-- Records start --
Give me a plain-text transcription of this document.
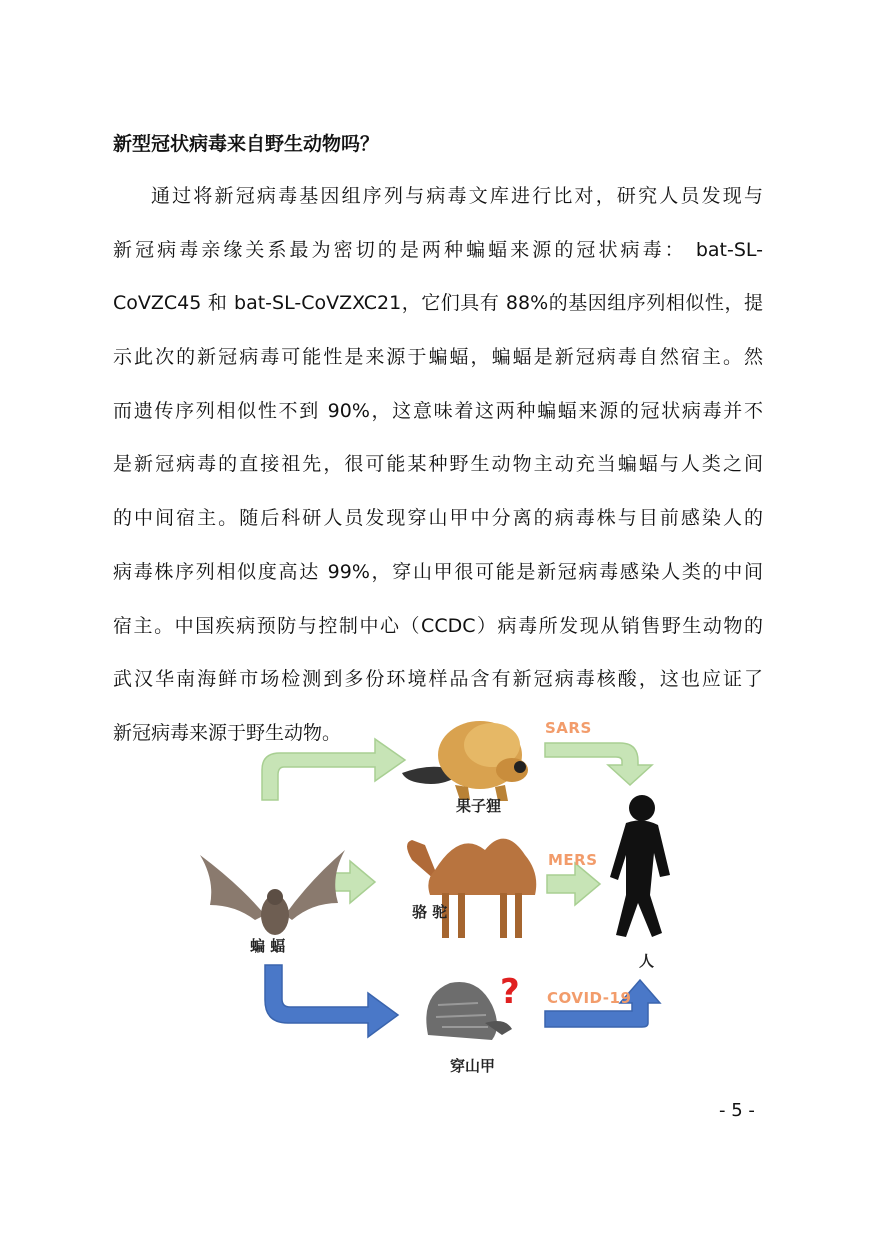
新型冠状病毒来自野生动物吗？
通过将新冠病毒基因组序列与病毒文库进行比对，研究人员发现与
新冠病毒亲缘关系最为密切的是两种蝙蝠来源的冠状病毒： bat-SL-
CoVZC45 和 bat-SL-CoVZXC21，它们具有 88%的基因组序列相似性，提
示此次的新冠病毒可能性是来源于蝙蝠，蝙蝠是新冠病毒自然宿主。然
而遗传序列相似性不到 90%，这意味着这两种蝙蝠来源的冠状病毒并不
是新冠病毒的直接祖先，很可能某种野生动物主动充当蝙蝠与人类之间
的中间宿主。随后科研人员发现穿山甲中分离的病毒株与目前感染人的
病毒株序列相似度高达 99%，穿山甲很可能是新冠病毒感染人类的中间
宿主。中国疾病预防与控制中心（CCDC）病毒所发现从销售野生动物的
武汉华南海鲜市场检测到多份环境样品含有新冠病毒核酸，这也应证了
新冠病毒来源于野生动物。
?
果子狸
骆 驼
蝙 蝠
穿山甲
人
SARS
MERS
COVID-19
- 5 -
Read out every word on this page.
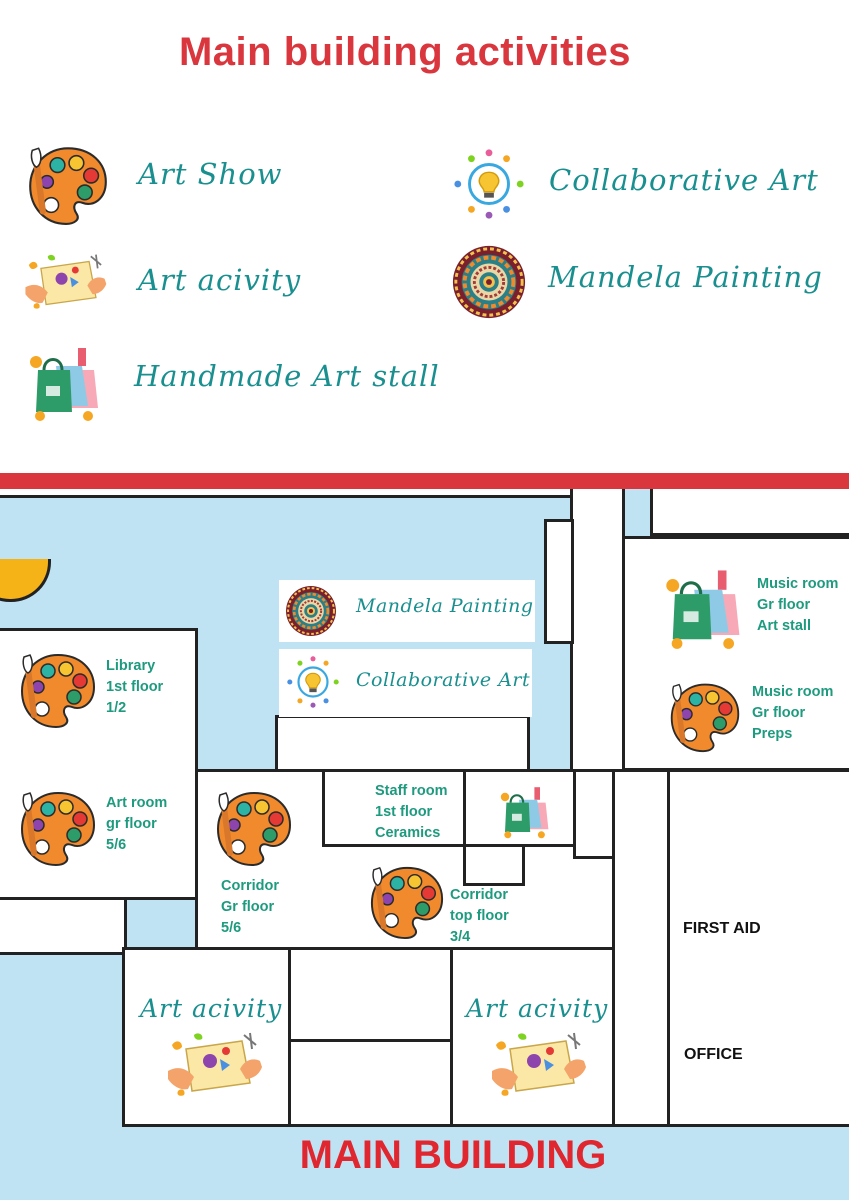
Main building activities
Art Show	Collaborative Art
Art acivity	Mandela Painting
Handmade Art stall
Mandela Painting
Collaborative Art
Music room
Gr floor
Art stall
Music room
Gr floor
Preps
Library
1st floor
1/2
Art room
gr floor
5/6
Corridor
Gr floor
5/6
Staff room
1st floor
Ceramics
Corridor
top floor
3/4	FIRST AID
OFFICE
Art acivity	Art acivity
MAIN BUILDING
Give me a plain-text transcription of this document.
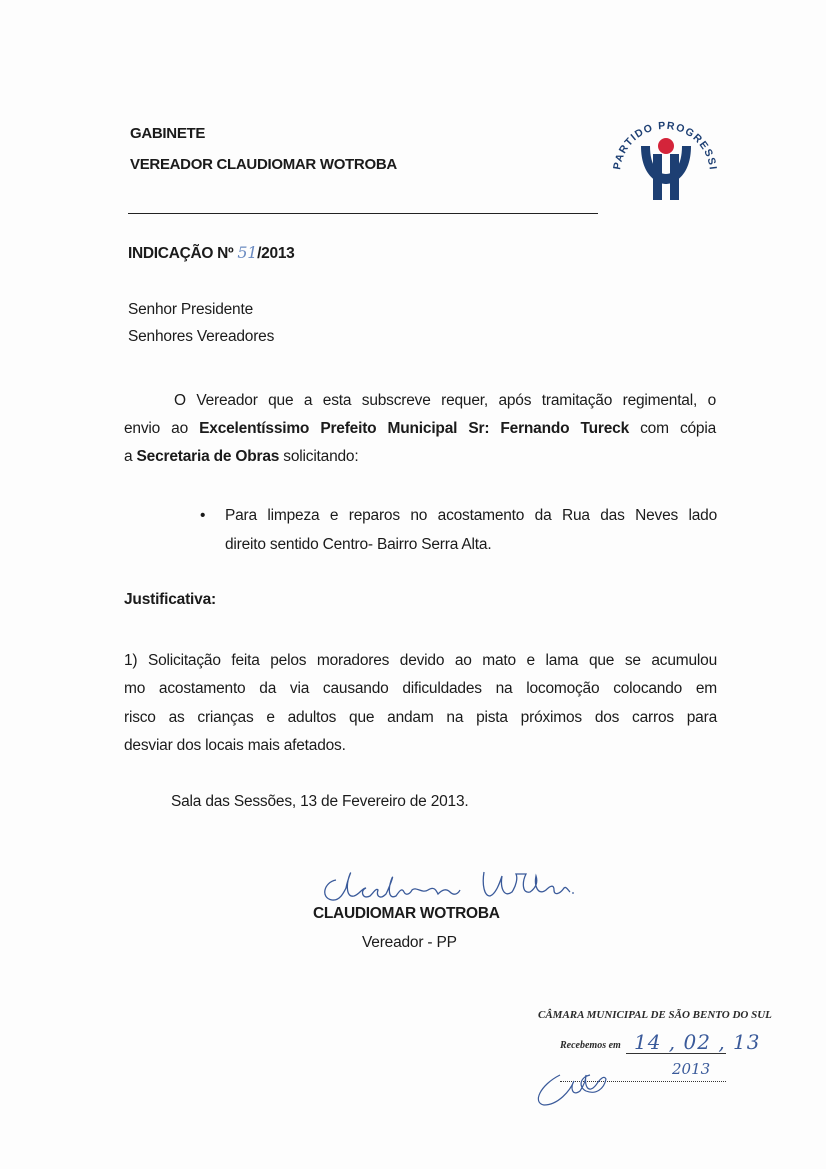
GABINETE
VEREADOR CLAUDIOMAR WOTROBA	PARTIDO PROGRESSI
INDICAÇÃO Nº 51/2013
Senhor Presidente
Senhores Vereadores
O Vereador que a esta subscreve requer, após tramitação regimental, o
envio ao Excelentíssimo Prefeito Municipal Sr: Fernando Tureck com cópia
a Secretaria de Obras solicitando:
• Para limpeza e reparos no acostamento da Rua das Neves lado
direito sentido Centro- Bairro Serra Alta.
Justificativa:
1) Solicitação feita pelos moradores devido ao mato e lama que se acumulou
mo acostamento da via causando dificuldades na locomoção colocando em
risco as crianças e adultos que andam na pista próximos dos carros para
desviar dos locais mais afetados.
Sala das Sessões, 13 de Fevereiro de 2013.
CLAUDIOMAR WOTROBA
Vereador - PP
CÂMARA MUNICIPAL DE SÃO BENTO DO SUL
Recebemos em 14 , 02 , 13
2013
-- Records end --
Omit every picture, and otherwise quote the entries exactly.

Give me a plain-text transcription of this document.
新型冠状病毒来自野生动物吗？
通过将新冠病毒基因组序列与病毒文库进行比对，研究人员发现与
新冠病毒亲缘关系最为密切的是两种蝙蝠来源的冠状病毒： bat-SL-
CoVZC45 和 bat-SL-CoVZXC21，它们具有 88%的基因组序列相似性，提
示此次的新冠病毒可能性是来源于蝙蝠，蝙蝠是新冠病毒自然宿主。然
而遗传序列相似性不到 90%，这意味着这两种蝙蝠来源的冠状病毒并不
是新冠病毒的直接祖先，很可能某种野生动物主动充当蝙蝠与人类之间
的中间宿主。随后科研人员发现穿山甲中分离的病毒株与目前感染人的
病毒株序列相似度高达 99%，穿山甲很可能是新冠病毒感染人类的中间
宿主。中国疾病预防与控制中心（CCDC）病毒所发现从销售野生动物的
武汉华南海鲜市场检测到多份环境样品含有新冠病毒核酸，这也应证了
新冠病毒来源于野生动物。
?
果子狸
骆 驼
蝙 蝠
穿山甲
人
SARS
MERS
COVID-19
- 5 -
Read out every word on this page.
Main building activities
Art Show	Collaborative Art
Art acivity	Mandela Painting
Handmade Art stall
Mandela Painting
Collaborative Art
Music room
Gr floor
Art stall
Music room
Gr floor
Preps
Library
1st floor
1/2
Art room
gr floor
5/6
Corridor
Gr floor
5/6
Staff room
1st floor
Ceramics
Corridor
top floor
3/4	FIRST AID
OFFICE
Art acivity	Art acivity
MAIN BUILDING
Give me a plain-text transcription of this document.
GABINETE
VEREADOR CLAUDIOMAR WOTROBA	PARTIDO PROGRESSI
INDICAÇÃO Nº 51/2013
Senhor Presidente
Senhores Vereadores
O Vereador que a esta subscreve requer, após tramitação regimental, o
envio ao Excelentíssimo Prefeito Municipal Sr: Fernando Tureck com cópia
a Secretaria de Obras solicitando:
• Para limpeza e reparos no acostamento da Rua das Neves lado
direito sentido Centro- Bairro Serra Alta.
Justificativa:
1) Solicitação feita pelos moradores devido ao mato e lama que se acumulou
mo acostamento da via causando dificuldades na locomoção colocando em
risco as crianças e adultos que andam na pista próximos dos carros para
desviar dos locais mais afetados.
Sala das Sessões, 13 de Fevereiro de 2013.
CLAUDIOMAR WOTROBA
Vereador - PP
CÂMARA MUNICIPAL DE SÃO BENTO DO SUL
Recebemos em 14 , 02 , 13
2013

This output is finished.